## Your goal:
Write out the material exactly, leaving every picture behind.

## Data excerpts:
* begin *

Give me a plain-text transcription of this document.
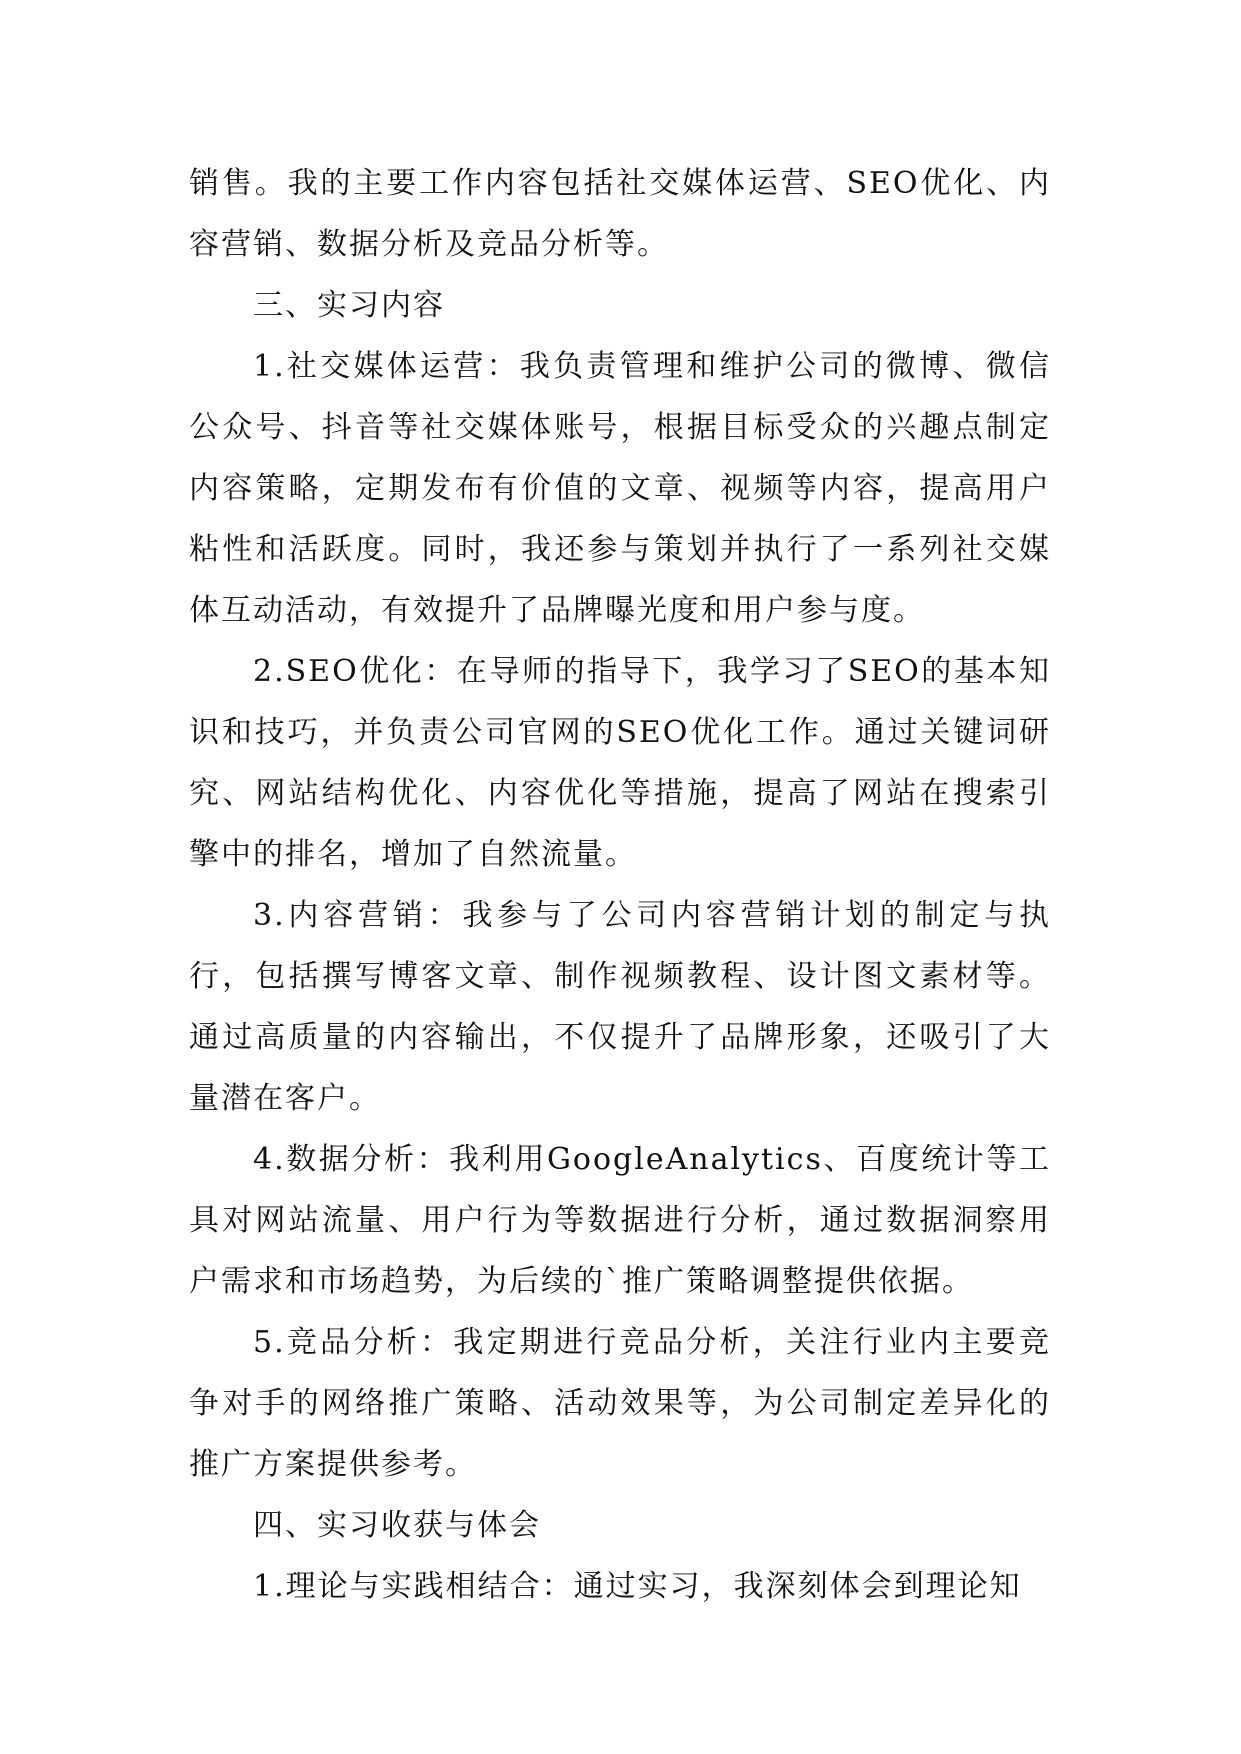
销售。我的主要工作内容包括社交媒体运营、SEO优化、内容营销、数据分析及竞品分析等。

三、实习内容

1.社交媒体运营：我负责管理和维护公司的微博、微信公众号、抖音等社交媒体账号，根据目标受众的兴趣点制定内容策略，定期发布有价值的文章、视频等内容，提高用户粘性和活跃度。同时，我还参与策划并执行了一系列社交媒体互动活动，有效提升了品牌曝光度和用户参与度。

2.SEO优化：在导师的指导下，我学习了SEO的基本知识和技巧，并负责公司官网的SEO优化工作。通过关键词研究、网站结构优化、内容优化等措施，提高了网站在搜索引擎中的排名，增加了自然流量。

3.内容营销：我参与了公司内容营销计划的制定与执行，包括撰写博客文章、制作视频教程、设计图文素材等。通过高质量的内容输出，不仅提升了品牌形象，还吸引了大量潜在客户。

4.数据分析：我利用GoogleAnalytics、百度统计等工具对网站流量、用户行为等数据进行分析，通过数据洞察用户需求和市场趋势，为后续的`推广策略调整提供依据。

5.竞品分析：我定期进行竞品分析，关注行业内主要竞争对手的网络推广策略、活动效果等，为公司制定差异化的推广方案提供参考。

四、实习收获与体会

1.理论与实践相结合：通过实习，我深刻体会到理论知
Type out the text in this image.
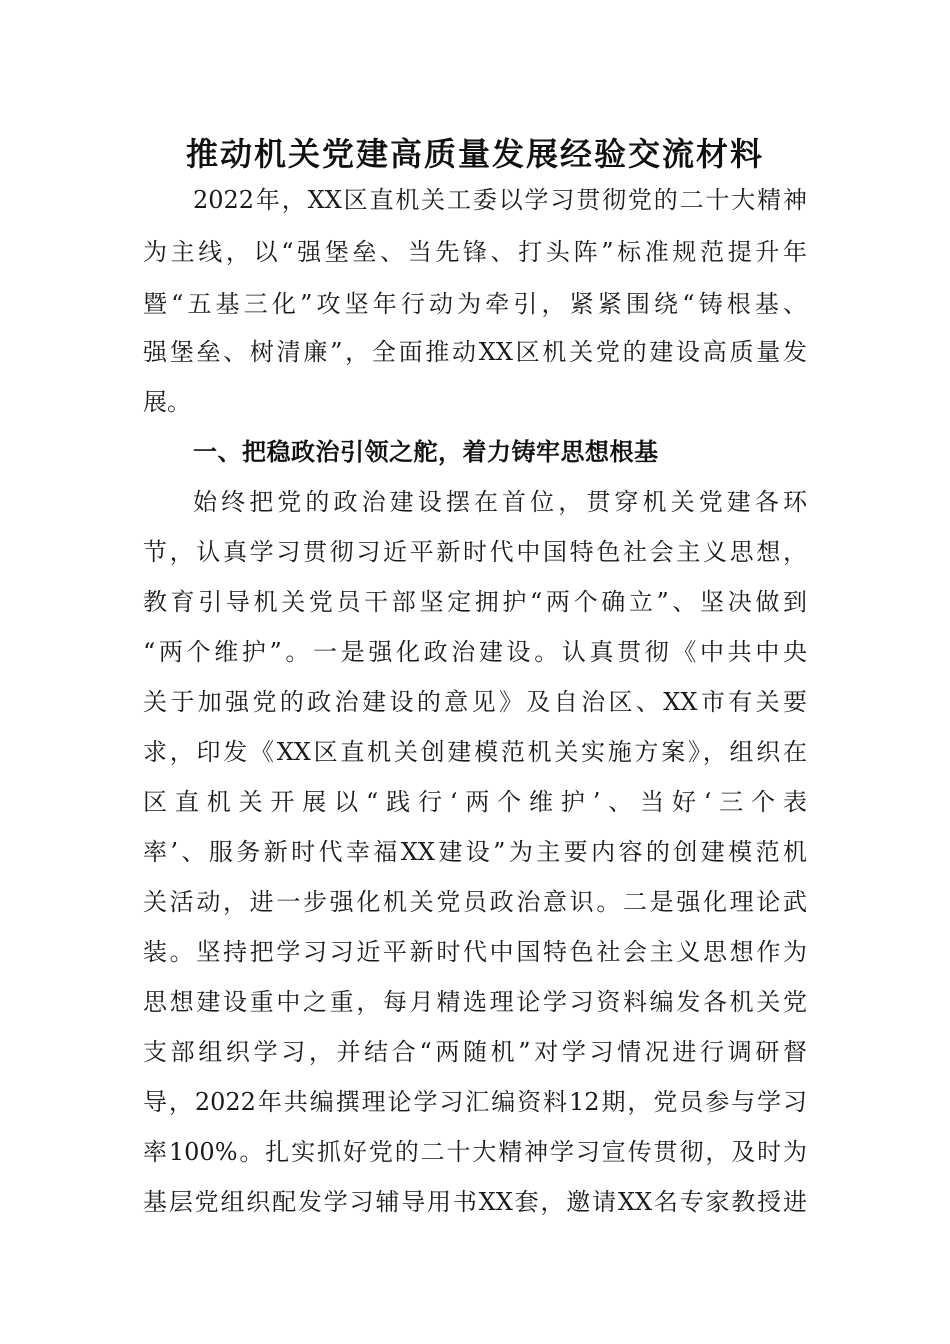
推动机关党建高质量发展经验交流材料
2022年，XX区直机关工委以学习贯彻党的二十大精神
为主线，以“强堡垒、当先锋、打头阵”标准规范提升年
暨“五基三化”攻坚年行动为牵引，紧紧围绕“铸根基、
强堡垒、树清廉”，全面推动XX区机关党的建设高质量发
展。
一、把稳政治引领之舵，着力铸牢思想根基
始终把党的政治建设摆在首位，贯穿机关党建各环
节，认真学习贯彻习近平新时代中国特色社会主义思想，
教育引导机关党员干部坚定拥护“两个确立”、坚决做到
“两个维护”。一是强化政治建设。认真贯彻《中共中央
关于加强党的政治建设的意见》及自治区、XX市有关要
求，印发《XX区直机关创建模范机关实施方案》，组织在
区直机关开展以“践行‘两个维护’、当好‘三个表
率’、服务新时代幸福XX建设”为主要内容的创建模范机
关活动，进一步强化机关党员政治意识。二是强化理论武
装。坚持把学习习近平新时代中国特色社会主义思想作为
思想建设重中之重，每月精选理论学习资料编发各机关党
支部组织学习，并结合“两随机”对学习情况进行调研督
导，2022年共编撰理论学习汇编资料12期，党员参与学习
率100%。扎实抓好党的二十大精神学习宣传贯彻，及时为
基层党组织配发学习辅导用书XX套，邀请XX名专家教授进
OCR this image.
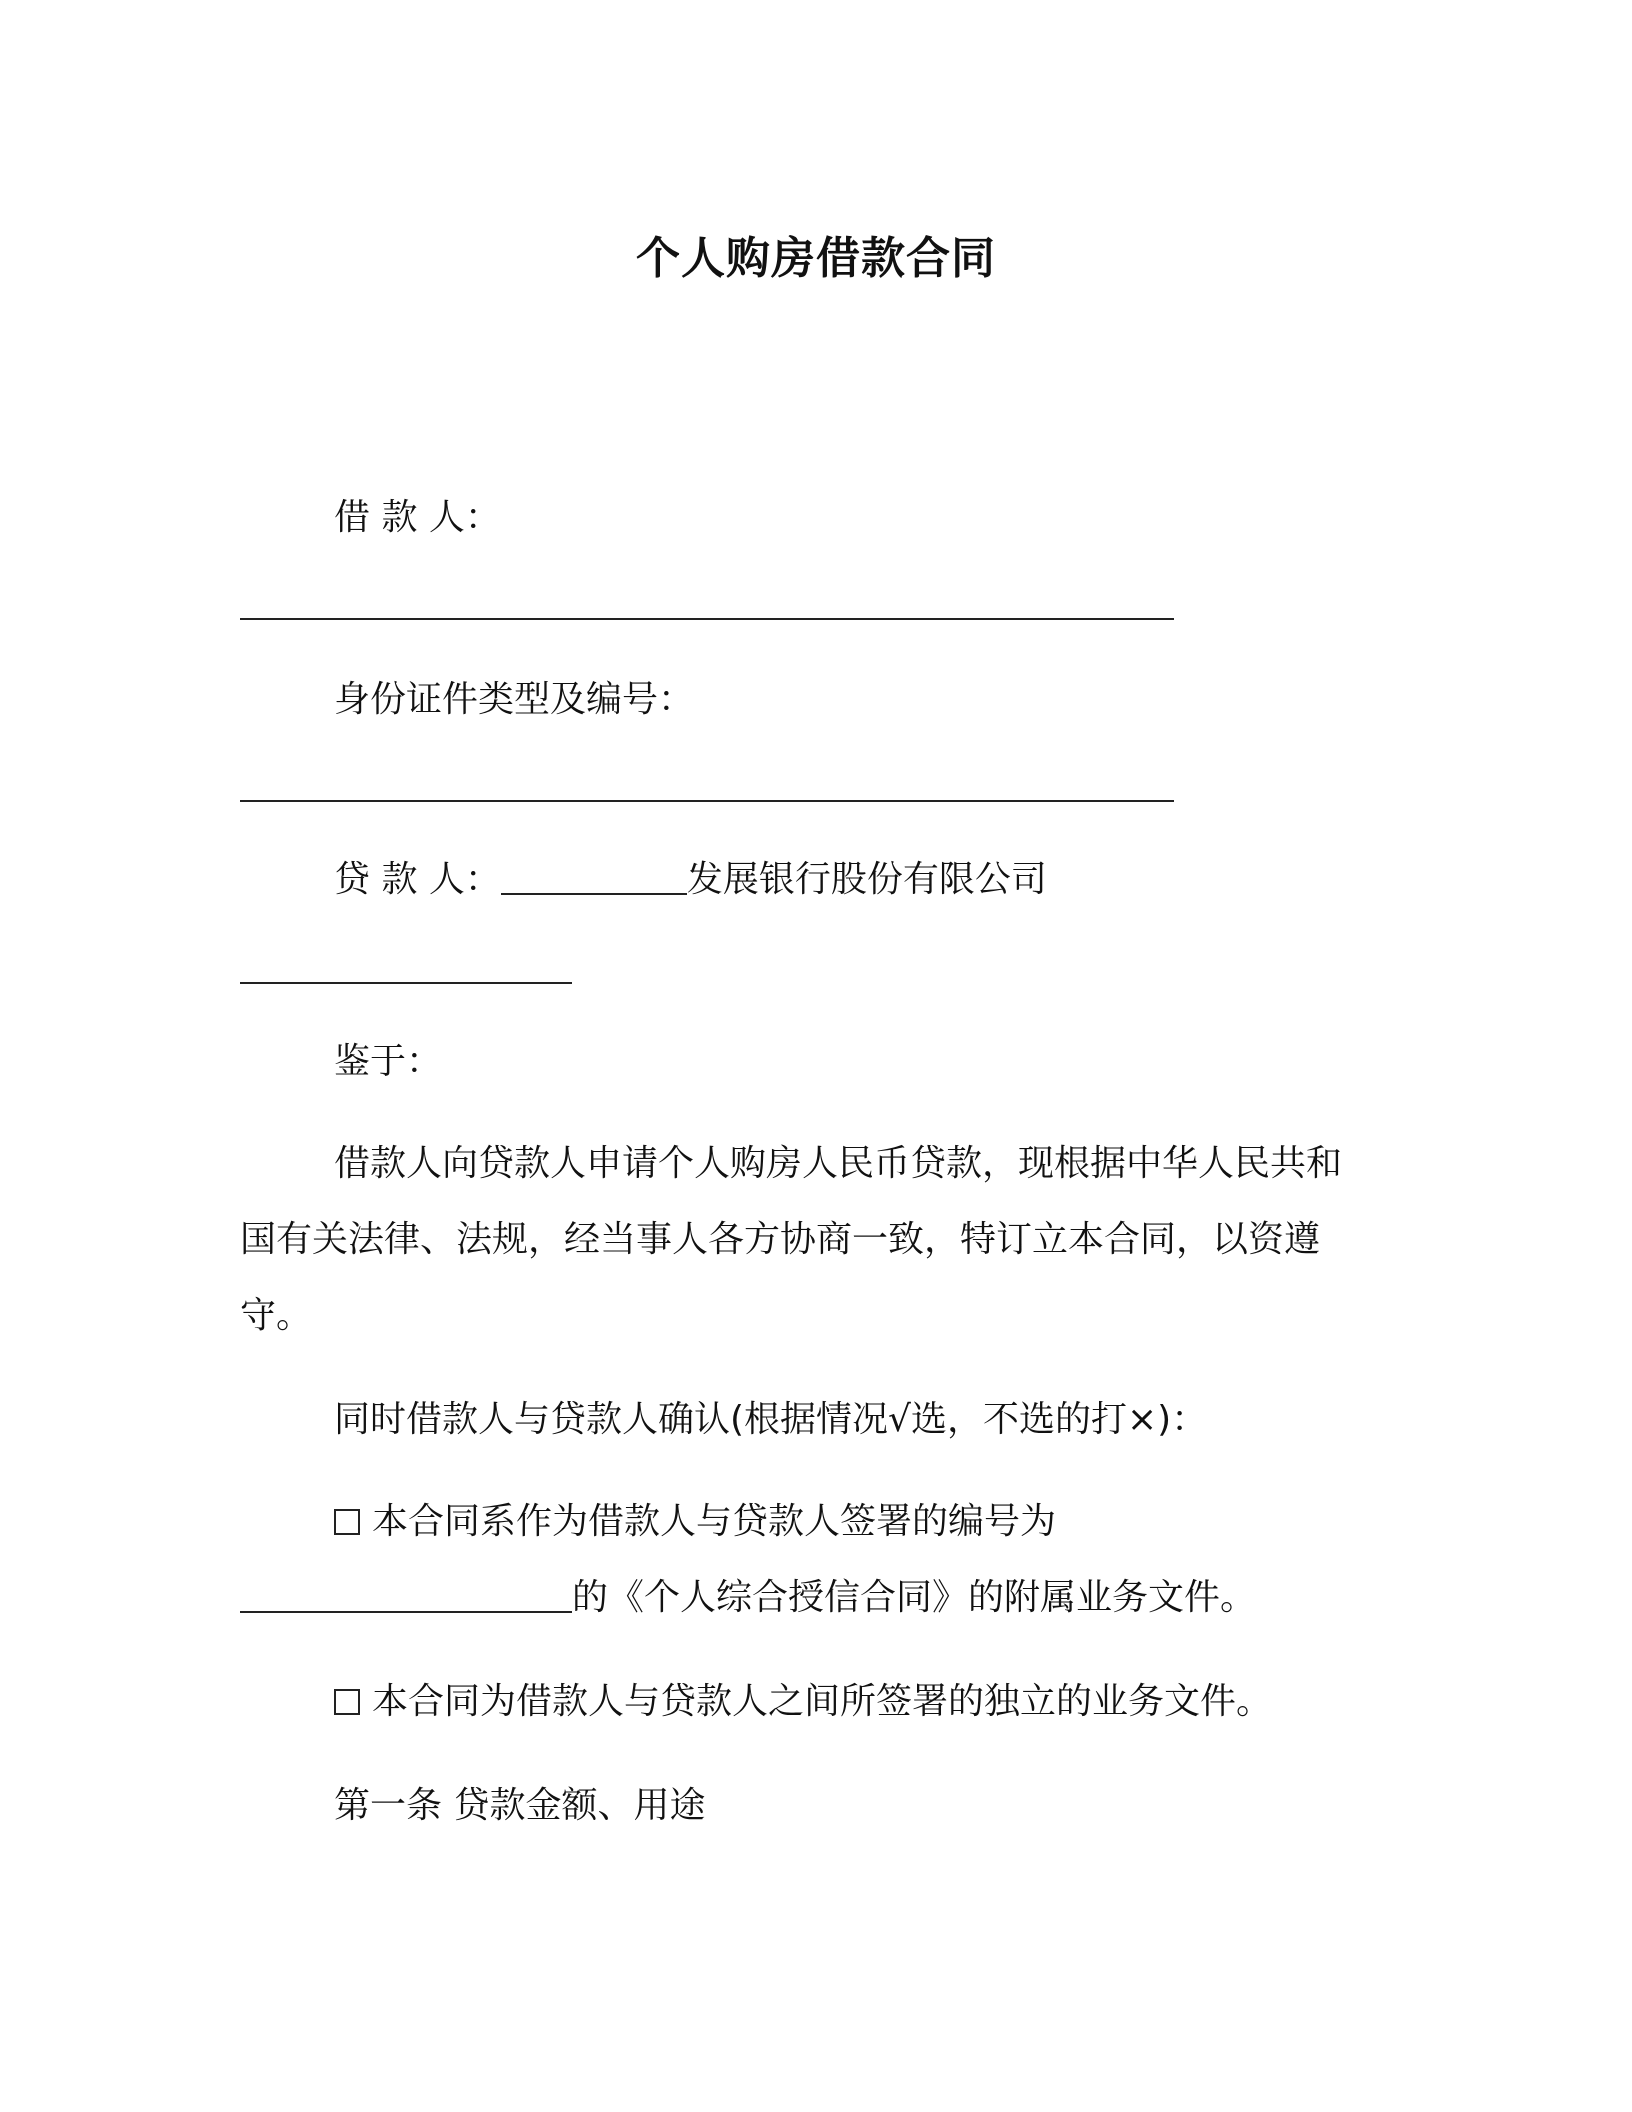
个人购房借款合同
借 款 人：
身份证件类型及编号：
贷 款 人：	发展银行股份有限公司
鉴于：
借款人向贷款人申请个人购房人民币贷款，现根据中华人民共和
国有关法律、法规，经当事人各方协商一致，特订立本合同，以资遵
守。
同时借款人与贷款人确认(根据情况√选，不选的打×)：
本合同系作为借款人与贷款人签署的编号为
的《个人综合授信合同》的附属业务文件。
本合同为借款人与贷款人之间所签署的独立的业务文件。
第一条 贷款金额、用途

* end *

## Finished exercise:
Give me a plain-text transcription of this document.
销售。我的主要工作内容包括社交媒体运营、SEO优化、内容营销、数据分析及竞品分析等。

三、实习内容

1.社交媒体运营：我负责管理和维护公司的微博、微信公众号、抖音等社交媒体账号，根据目标受众的兴趣点制定内容策略，定期发布有价值的文章、视频等内容，提高用户粘性和活跃度。同时，我还参与策划并执行了一系列社交媒体互动活动，有效提升了品牌曝光度和用户参与度。

2.SEO优化：在导师的指导下，我学习了SEO的基本知识和技巧，并负责公司官网的SEO优化工作。通过关键词研究、网站结构优化、内容优化等措施，提高了网站在搜索引擎中的排名，增加了自然流量。

3.内容营销：我参与了公司内容营销计划的制定与执行，包括撰写博客文章、制作视频教程、设计图文素材等。通过高质量的内容输出，不仅提升了品牌形象，还吸引了大量潜在客户。

4.数据分析：我利用GoogleAnalytics、百度统计等工具对网站流量、用户行为等数据进行分析，通过数据洞察用户需求和市场趋势，为后续的`推广策略调整提供依据。

5.竞品分析：我定期进行竞品分析，关注行业内主要竞争对手的网络推广策略、活动效果等，为公司制定差异化的推广方案提供参考。

四、实习收获与体会

1.理论与实践相结合：通过实习，我深刻体会到理论知
Type out the text in this image.
推动机关党建高质量发展经验交流材料
2022年，XX区直机关工委以学习贯彻党的二十大精神
为主线，以“强堡垒、当先锋、打头阵”标准规范提升年
暨“五基三化”攻坚年行动为牵引，紧紧围绕“铸根基、
强堡垒、树清廉”，全面推动XX区机关党的建设高质量发
展。
一、把稳政治引领之舵，着力铸牢思想根基
始终把党的政治建设摆在首位，贯穿机关党建各环
节，认真学习贯彻习近平新时代中国特色社会主义思想，
教育引导机关党员干部坚定拥护“两个确立”、坚决做到
“两个维护”。一是强化政治建设。认真贯彻《中共中央
关于加强党的政治建设的意见》及自治区、XX市有关要
求，印发《XX区直机关创建模范机关实施方案》，组织在
区直机关开展以“践行‘两个维护’、当好‘三个表
率’、服务新时代幸福XX建设”为主要内容的创建模范机
关活动，进一步强化机关党员政治意识。二是强化理论武
装。坚持把学习习近平新时代中国特色社会主义思想作为
思想建设重中之重，每月精选理论学习资料编发各机关党
支部组织学习，并结合“两随机”对学习情况进行调研督
导，2022年共编撰理论学习汇编资料12期，党员参与学习
率100%。扎实抓好党的二十大精神学习宣传贯彻，及时为
基层党组织配发学习辅导用书XX套，邀请XX名专家教授进
OCR this image.
个人购房借款合同
借 款 人：
身份证件类型及编号：
贷 款 人：	发展银行股份有限公司
鉴于：
借款人向贷款人申请个人购房人民币贷款，现根据中华人民共和
国有关法律、法规，经当事人各方协商一致，特订立本合同，以资遵
守。
同时借款人与贷款人确认(根据情况√选，不选的打×)：
本合同系作为借款人与贷款人签署的编号为
的《个人综合授信合同》的附属业务文件。
本合同为借款人与贷款人之间所签署的独立的业务文件。
第一条 贷款金额、用途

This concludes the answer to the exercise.